- [PROVIDED INFORMATION]:
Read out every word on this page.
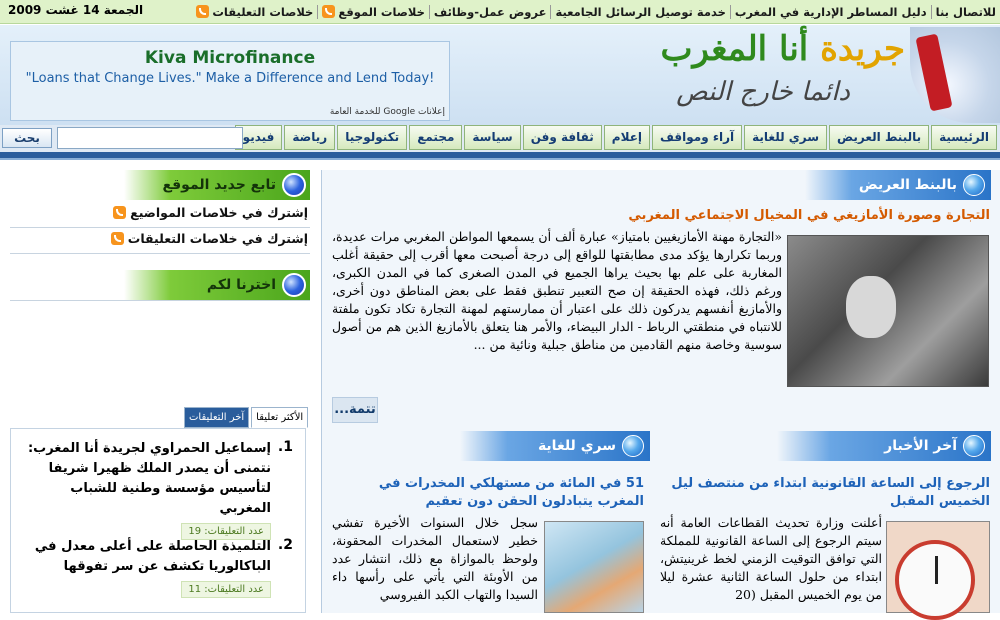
للاتصال بنا
دليل المساطر الإدارية في المغرب
خدمة توصيل الرسائل الجامعية
عروض عمل-وظائف
خلاصات الموقع
خلاصات التعليقات
الجمعة 14 غشت 2009
جريدة أنا المغرب
دائما خارج النص
Kiva Microfinance
"Loans that Change Lives." Make a Difference and Lend Today!
إعلانات Google للخدمة العامة
الرئيسية
بالبنط العريض
سري للغاية
آراء ومواقف
إعلام
ثقافة وفن
سياسة
مجتمع
تكنولوجيا
رياضة
فيديو
بحث
بالبنط العريض
التجارة وصورة الأمازيغي في المخيال الاجتماعي المغربي
«التجارة مهنة الأمازيغيين بامتياز» عبارة ألف أن يسمعها المواطن المغربي مرات عديدة، وربما تكرارها يؤكد مدى مطابقتها للواقع إلى درجة أصبحت معها أقرب إلى حقيقة أغلب المغاربة على علم بها بحيث يراها الجميع في المدن الصغرى كما في المدن الكبرى، ورغم ذلك، فهذه الحقيقة إن صح التعبير تنطبق فقط على بعض المناطق دون أخرى، والأمازيغ أنفسهم يدركون ذلك على اعتبار أن ممارستهم لمهنة التجارة تكاد تكون ملفتة للانتباه في منطقتي الرباط - الدار البيضاء، والأمر هنا يتعلق بالأمازيغ الذين هم من أصول سوسية وخاصة منهم القادمين من مناطق جبلية ونائية من ...
تتمة...
آخر الأخبار
الرجوع إلى الساعة القانونية ابتداء من منتصف ليل الخميس المقبل
أعلنت وزارة تحديث القطاعات العامة أنه سيتم الرجوع إلى الساعة القانونية للمملكة التي توافق التوقيت الزمني لخط غرينيتش، ابتداء من حلول الساعة الثانية عشرة ليلا من يوم الخميس المقبل (20
سري للغاية
51 في المائة من مستهلكي المخدرات في المغرب يتبادلون الحقن دون تعقيم
سجل خلال السنوات الأخيرة تفشي خطير لاستعمال المخدرات المحقونة، ولوحظ بالموازاة مع ذلك، انتشار عدد من الأوبئة التي يأتي على رأسها داء السيدا والتهاب الكبد الفيروسي
تابع جديد الموقع
إشترك في خلاصات المواضيع
إشترك في خلاصات التعليقات
اخترنا لكم
آخر التعليقات	الأكثر تعليقا
1.
إسماعيل الحمراوي لجريدة أنا المغرب: نتمنى أن يصدر الملك ظهيرا شريفا لتأسيس مؤسسة وطنية للشباب المغربي
عدد التعليقات: 19
2.
التلميذة الحاصلة على أعلى معدل في الباكالوريا تكشف عن سر تفوقها
عدد التعليقات: 11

- [WORK TO BE COMPLETED]: Collect, from the material above, every line containing the word "العامة".

- [RESPONSE TO THIS EXERCISE]:
إعلانات Google للخدمة العامة
أعلنت وزارة تحديث القطاعات العامة أنه سيتم الرجوع إلى الساعة القانونية للمملكة التي توافق التوقيت الزمني لخط غرينيتش، ابتداء من حلول الساعة الثانية عشرة ليلا من يوم الخميس المقبل (20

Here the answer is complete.